**Data extract:**

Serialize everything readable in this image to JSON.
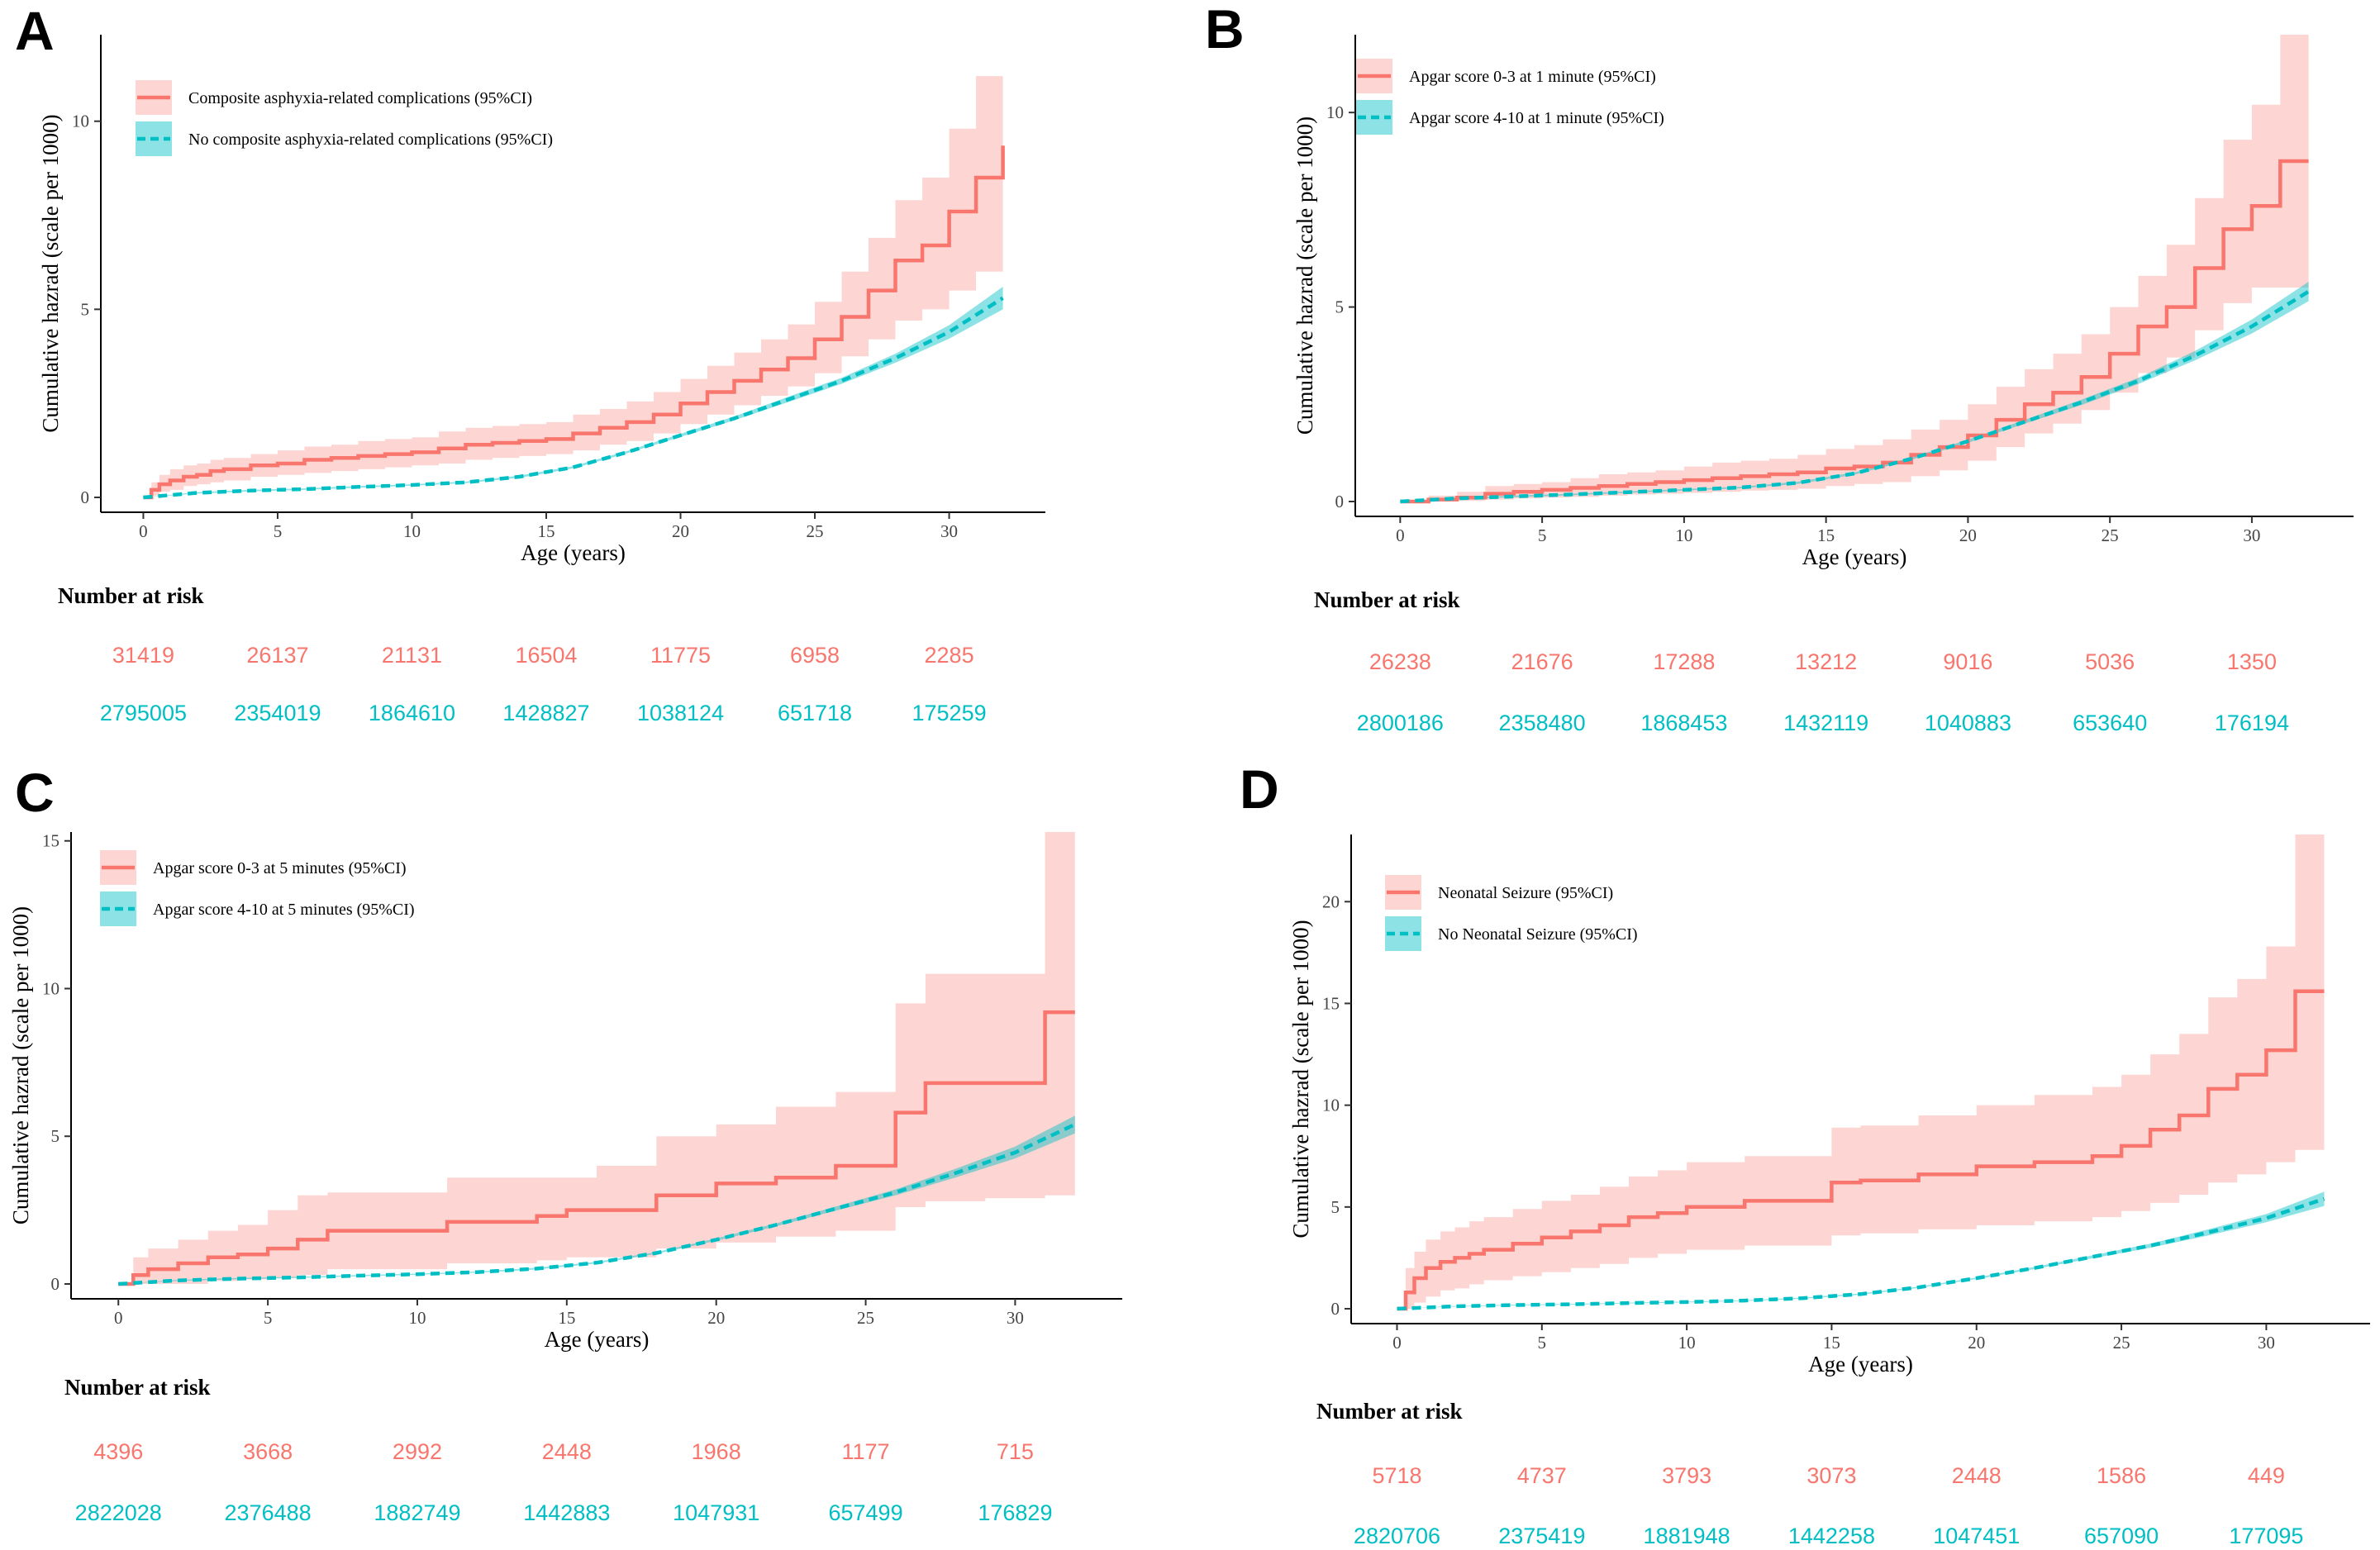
{
  "colors": {
    "series_a": "#F8766D",
    "series_a_band": "#F8766D",
    "series_b": "#00BFC4",
    "series_b_band": "#00BFC4"
  },
  "chart_data": [
    {
      "panel": "A",
      "type": "line",
      "title": "",
      "xlabel": "Age (years)",
      "ylabel": "Cumulative hazrad (scale per 1000)",
      "xlim": [
        0,
        32
      ],
      "ylim": [
        0,
        12.3
      ],
      "xticks": [
        0,
        5,
        10,
        15,
        20,
        25,
        30
      ],
      "yticks": [
        0,
        5,
        10
      ],
      "legend_position": "top-left",
      "series": [
        {
          "name": "Composite asphyxia-related complications (95%CI)",
          "style": "solid-step",
          "x": [
            0,
            0.3,
            0.6,
            1,
            1.5,
            2,
            2.5,
            3,
            4,
            5,
            6,
            7,
            8,
            9,
            10,
            11,
            12,
            13,
            14,
            15,
            16,
            17,
            18,
            19,
            20,
            21,
            22,
            23,
            24,
            25,
            26,
            27,
            28,
            29,
            30,
            31,
            32
          ],
          "y": [
            0,
            0.2,
            0.35,
            0.45,
            0.55,
            0.6,
            0.7,
            0.75,
            0.85,
            0.9,
            1.0,
            1.05,
            1.1,
            1.15,
            1.2,
            1.3,
            1.4,
            1.45,
            1.5,
            1.55,
            1.7,
            1.85,
            2.0,
            2.2,
            2.5,
            2.8,
            3.1,
            3.4,
            3.7,
            4.2,
            4.8,
            5.5,
            6.3,
            6.7,
            7.6,
            8.5,
            9.35
          ],
          "ci_low": [
            0,
            0.05,
            0.15,
            0.2,
            0.3,
            0.35,
            0.4,
            0.45,
            0.55,
            0.6,
            0.65,
            0.7,
            0.75,
            0.8,
            0.85,
            0.9,
            1.0,
            1.05,
            1.1,
            1.15,
            1.25,
            1.4,
            1.5,
            1.7,
            1.95,
            2.2,
            2.45,
            2.7,
            2.95,
            3.3,
            3.75,
            4.2,
            4.7,
            5.0,
            5.5,
            6.0,
            6.5
          ],
          "ci_high": [
            0,
            0.4,
            0.6,
            0.75,
            0.85,
            0.9,
            1.0,
            1.05,
            1.15,
            1.25,
            1.35,
            1.4,
            1.5,
            1.55,
            1.6,
            1.75,
            1.85,
            1.9,
            1.95,
            2.0,
            2.2,
            2.35,
            2.55,
            2.8,
            3.15,
            3.5,
            3.85,
            4.2,
            4.6,
            5.2,
            6.0,
            6.9,
            7.9,
            8.5,
            9.8,
            11.2,
            12.3
          ]
        },
        {
          "name": "No composite asphyxia-related complications (95%CI)",
          "style": "dashed",
          "x": [
            0,
            2,
            4,
            6,
            8,
            10,
            12,
            14,
            16,
            18,
            20,
            22,
            24,
            26,
            28,
            30,
            32
          ],
          "y": [
            0,
            0.12,
            0.18,
            0.22,
            0.28,
            0.33,
            0.4,
            0.55,
            0.8,
            1.2,
            1.65,
            2.1,
            2.6,
            3.1,
            3.7,
            4.4,
            5.3
          ],
          "ci_low": [
            0,
            0.1,
            0.16,
            0.2,
            0.26,
            0.31,
            0.38,
            0.52,
            0.77,
            1.17,
            1.61,
            2.05,
            2.53,
            3.02,
            3.58,
            4.22,
            5.0
          ],
          "ci_high": [
            0,
            0.14,
            0.2,
            0.24,
            0.3,
            0.35,
            0.42,
            0.58,
            0.83,
            1.23,
            1.69,
            2.15,
            2.67,
            3.18,
            3.82,
            4.58,
            5.6
          ]
        }
      ],
      "risk_table": {
        "title": "Number at risk",
        "times": [
          0,
          5,
          10,
          15,
          20,
          25,
          30
        ],
        "rows": [
          [
            "31419",
            "26137",
            "21131",
            "16504",
            "11775",
            "6958",
            "2285"
          ],
          [
            "2795005",
            "2354019",
            "1864610",
            "1428827",
            "1038124",
            "651718",
            "175259"
          ]
        ]
      }
    },
    {
      "panel": "B",
      "type": "line",
      "title": "",
      "xlabel": "Age (years)",
      "ylabel": "Cumulative hazrad (scale per 1000)",
      "xlim": [
        0,
        32
      ],
      "ylim": [
        0,
        12
      ],
      "xticks": [
        0,
        5,
        10,
        15,
        20,
        25,
        30
      ],
      "yticks": [
        0,
        5,
        10
      ],
      "legend_position": "top-left",
      "series": [
        {
          "name": "Apgar score 0-3 at 1 minute (95%CI)",
          "style": "solid-step",
          "x": [
            0,
            1,
            2,
            3,
            4,
            5,
            6,
            7,
            8,
            9,
            10,
            11,
            12,
            13,
            14,
            15,
            16,
            17,
            18,
            19,
            20,
            21,
            22,
            23,
            24,
            25,
            26,
            27,
            28,
            29,
            30,
            31,
            32
          ],
          "y": [
            0,
            0.05,
            0.1,
            0.2,
            0.25,
            0.3,
            0.35,
            0.4,
            0.45,
            0.5,
            0.55,
            0.6,
            0.65,
            0.7,
            0.75,
            0.85,
            0.9,
            1.0,
            1.2,
            1.4,
            1.7,
            2.1,
            2.5,
            2.8,
            3.2,
            3.8,
            4.5,
            5.0,
            6.0,
            7.0,
            7.6,
            8.75,
            8.75
          ],
          "ci_low": [
            0,
            0,
            0.02,
            0.05,
            0.08,
            0.1,
            0.12,
            0.15,
            0.18,
            0.2,
            0.22,
            0.25,
            0.28,
            0.3,
            0.33,
            0.4,
            0.45,
            0.5,
            0.65,
            0.8,
            1.05,
            1.4,
            1.75,
            2.0,
            2.35,
            2.8,
            3.3,
            3.7,
            4.4,
            5.1,
            5.5,
            5.5,
            5.5
          ],
          "ci_high": [
            0,
            0.15,
            0.25,
            0.4,
            0.45,
            0.5,
            0.6,
            0.7,
            0.75,
            0.8,
            0.9,
            1.0,
            1.05,
            1.1,
            1.2,
            1.35,
            1.45,
            1.6,
            1.85,
            2.1,
            2.5,
            2.95,
            3.4,
            3.8,
            4.3,
            5.0,
            5.8,
            6.6,
            7.8,
            9.3,
            10.2,
            12.0,
            12.0
          ]
        },
        {
          "name": "Apgar score 4-10 at 1 minute  (95%CI)",
          "style": "dashed",
          "x": [
            0,
            2,
            4,
            6,
            8,
            10,
            12,
            14,
            16,
            18,
            20,
            22,
            24,
            26,
            28,
            30,
            32
          ],
          "y": [
            0,
            0.08,
            0.13,
            0.18,
            0.24,
            0.3,
            0.36,
            0.48,
            0.72,
            1.1,
            1.55,
            2.05,
            2.55,
            3.1,
            3.75,
            4.5,
            5.4
          ],
          "ci_low": [
            0,
            0.06,
            0.11,
            0.16,
            0.22,
            0.28,
            0.34,
            0.45,
            0.69,
            1.07,
            1.51,
            2.0,
            2.48,
            3.02,
            3.63,
            4.32,
            5.15
          ],
          "ci_high": [
            0,
            0.1,
            0.15,
            0.2,
            0.26,
            0.32,
            0.38,
            0.51,
            0.75,
            1.13,
            1.59,
            2.1,
            2.62,
            3.18,
            3.87,
            4.68,
            5.65
          ]
        }
      ],
      "risk_table": {
        "title": "Number at risk",
        "times": [
          0,
          5,
          10,
          15,
          20,
          25,
          30
        ],
        "rows": [
          [
            "26238",
            "21676",
            "17288",
            "13212",
            "9016",
            "5036",
            "1350"
          ],
          [
            "2800186",
            "2358480",
            "1868453",
            "1432119",
            "1040883",
            "653640",
            "176194"
          ]
        ]
      }
    },
    {
      "panel": "C",
      "type": "line",
      "title": "",
      "xlabel": "Age (years)",
      "ylabel": "Cumulative hazrad (scale per 1000)",
      "xlim": [
        0,
        32
      ],
      "ylim": [
        0,
        15.3
      ],
      "xticks": [
        0,
        5,
        10,
        15,
        20,
        25,
        30
      ],
      "yticks": [
        0,
        5,
        10,
        15
      ],
      "legend_position": "top-left",
      "series": [
        {
          "name": "Apgar score 0-3 at 5 minutes (95%CI)",
          "style": "solid-step",
          "x": [
            0,
            0.5,
            1,
            2,
            3,
            4,
            5,
            6,
            7,
            8,
            11,
            14,
            15,
            16,
            17,
            18,
            19,
            20,
            21,
            22,
            23,
            24,
            25,
            26,
            27,
            28,
            29,
            30,
            31,
            32
          ],
          "y": [
            0,
            0.3,
            0.5,
            0.7,
            0.9,
            1.0,
            1.2,
            1.5,
            1.8,
            1.8,
            2.1,
            2.3,
            2.5,
            2.5,
            2.5,
            3.0,
            3.0,
            3.4,
            3.4,
            3.6,
            3.6,
            4.0,
            4.0,
            5.8,
            6.8,
            6.8,
            6.8,
            6.8,
            9.2,
            9.2
          ],
          "ci_low": [
            0,
            0,
            0,
            0,
            0.1,
            0.15,
            0.2,
            0.3,
            0.5,
            0.5,
            0.7,
            0.8,
            0.9,
            0.9,
            0.9,
            1.2,
            1.2,
            1.4,
            1.4,
            1.6,
            1.6,
            1.8,
            1.8,
            2.6,
            2.8,
            2.8,
            2.9,
            2.9,
            3.0,
            3.0
          ],
          "ci_high": [
            0,
            0.9,
            1.2,
            1.5,
            1.8,
            2.0,
            2.5,
            3.0,
            3.1,
            3.1,
            3.6,
            3.6,
            3.6,
            4.0,
            4.0,
            5.0,
            5.0,
            5.4,
            5.4,
            6.0,
            6.0,
            6.5,
            6.5,
            9.5,
            10.5,
            10.5,
            10.5,
            10.5,
            15.3,
            15.3
          ]
        },
        {
          "name": "Apgar score 4-10 at 5 minutes  (95%CI)",
          "style": "dashed",
          "x": [
            0,
            2,
            4,
            6,
            8,
            10,
            12,
            14,
            16,
            18,
            20,
            22,
            24,
            26,
            28,
            30,
            32
          ],
          "y": [
            0,
            0.12,
            0.18,
            0.22,
            0.28,
            0.33,
            0.4,
            0.52,
            0.72,
            1.05,
            1.5,
            2.0,
            2.55,
            3.1,
            3.75,
            4.45,
            5.4
          ],
          "ci_low": [
            0,
            0.1,
            0.16,
            0.2,
            0.26,
            0.31,
            0.38,
            0.49,
            0.69,
            1.02,
            1.46,
            1.95,
            2.48,
            3.0,
            3.6,
            4.25,
            5.1
          ],
          "ci_high": [
            0,
            0.14,
            0.2,
            0.24,
            0.3,
            0.35,
            0.42,
            0.55,
            0.75,
            1.08,
            1.54,
            2.05,
            2.62,
            3.2,
            3.9,
            4.65,
            5.7
          ]
        }
      ],
      "risk_table": {
        "title": "Number at risk",
        "times": [
          0,
          5,
          10,
          15,
          20,
          25,
          30
        ],
        "rows": [
          [
            "4396",
            "3668",
            "2992",
            "2448",
            "1968",
            "1177",
            "715"
          ],
          [
            "2822028",
            "2376488",
            "1882749",
            "1442883",
            "1047931",
            "657499",
            "176829"
          ]
        ]
      }
    },
    {
      "panel": "D",
      "type": "line",
      "title": "",
      "xlabel": "Age (years)",
      "ylabel": "Cumulative hazrad (scale per 1000)",
      "xlim": [
        0,
        32
      ],
      "ylim": [
        0,
        23.3
      ],
      "xticks": [
        0,
        5,
        10,
        15,
        20,
        25,
        30
      ],
      "yticks": [
        0,
        5,
        10,
        15,
        20
      ],
      "legend_position": "top-left",
      "series": [
        {
          "name": "Neonatal Seizure (95%CI)",
          "style": "solid-step",
          "x": [
            0,
            0.3,
            0.6,
            1,
            1.5,
            2,
            2.5,
            3,
            4,
            5,
            6,
            7,
            8,
            9,
            10,
            12,
            14,
            15,
            16,
            18,
            20,
            22,
            24,
            25,
            26,
            27,
            28,
            29,
            30,
            31,
            32
          ],
          "y": [
            0,
            0.8,
            1.5,
            2.0,
            2.3,
            2.5,
            2.7,
            2.9,
            3.2,
            3.5,
            3.8,
            4.1,
            4.5,
            4.7,
            5.0,
            5.3,
            5.3,
            6.2,
            6.3,
            6.6,
            7.0,
            7.2,
            7.5,
            8.0,
            8.8,
            9.5,
            10.8,
            11.5,
            12.7,
            15.6,
            15.6
          ],
          "ci_low": [
            0,
            0,
            0.3,
            0.6,
            0.9,
            1.0,
            1.2,
            1.4,
            1.6,
            1.8,
            2.0,
            2.2,
            2.5,
            2.7,
            2.9,
            3.1,
            3.1,
            3.6,
            3.7,
            3.9,
            4.1,
            4.3,
            4.5,
            4.8,
            5.2,
            5.6,
            6.2,
            6.6,
            7.2,
            7.8,
            7.8
          ],
          "ci_high": [
            0,
            2.0,
            2.8,
            3.4,
            3.8,
            4.0,
            4.3,
            4.5,
            4.9,
            5.3,
            5.6,
            6.0,
            6.5,
            6.8,
            7.2,
            7.5,
            7.5,
            8.9,
            9.0,
            9.5,
            10.0,
            10.5,
            10.9,
            11.5,
            12.5,
            13.5,
            15.3,
            16.2,
            17.8,
            23.3,
            23.3
          ]
        },
        {
          "name": "No Neonatal Seizure  (95%CI)",
          "style": "dashed",
          "x": [
            0,
            2,
            4,
            6,
            8,
            10,
            12,
            14,
            16,
            18,
            20,
            22,
            24,
            26,
            28,
            30,
            32
          ],
          "y": [
            0,
            0.12,
            0.18,
            0.22,
            0.28,
            0.33,
            0.4,
            0.52,
            0.72,
            1.05,
            1.5,
            2.0,
            2.55,
            3.1,
            3.75,
            4.45,
            5.4
          ],
          "ci_low": [
            0,
            0.1,
            0.16,
            0.2,
            0.26,
            0.31,
            0.38,
            0.49,
            0.69,
            1.02,
            1.46,
            1.95,
            2.48,
            3.0,
            3.6,
            4.25,
            5.05
          ],
          "ci_high": [
            0,
            0.14,
            0.2,
            0.24,
            0.3,
            0.35,
            0.42,
            0.55,
            0.75,
            1.08,
            1.54,
            2.05,
            2.62,
            3.2,
            3.9,
            4.65,
            5.75
          ]
        }
      ],
      "risk_table": {
        "title": "Number at risk",
        "times": [
          0,
          5,
          10,
          15,
          20,
          25,
          30
        ],
        "rows": [
          [
            "5718",
            "4737",
            "3793",
            "3073",
            "2448",
            "1586",
            "449"
          ],
          [
            "2820706",
            "2375419",
            "1881948",
            "1442258",
            "1047451",
            "657090",
            "177095"
          ]
        ]
      }
    }
  ]
}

**Short task:** Where a line in the entries holds the word "minutes", copy that line.

**Result below:**
          "name": "Apgar score 0-3 at 5 minutes (95%CI)",
          "name": "Apgar score 4-10 at 5 minutes  (95%CI)",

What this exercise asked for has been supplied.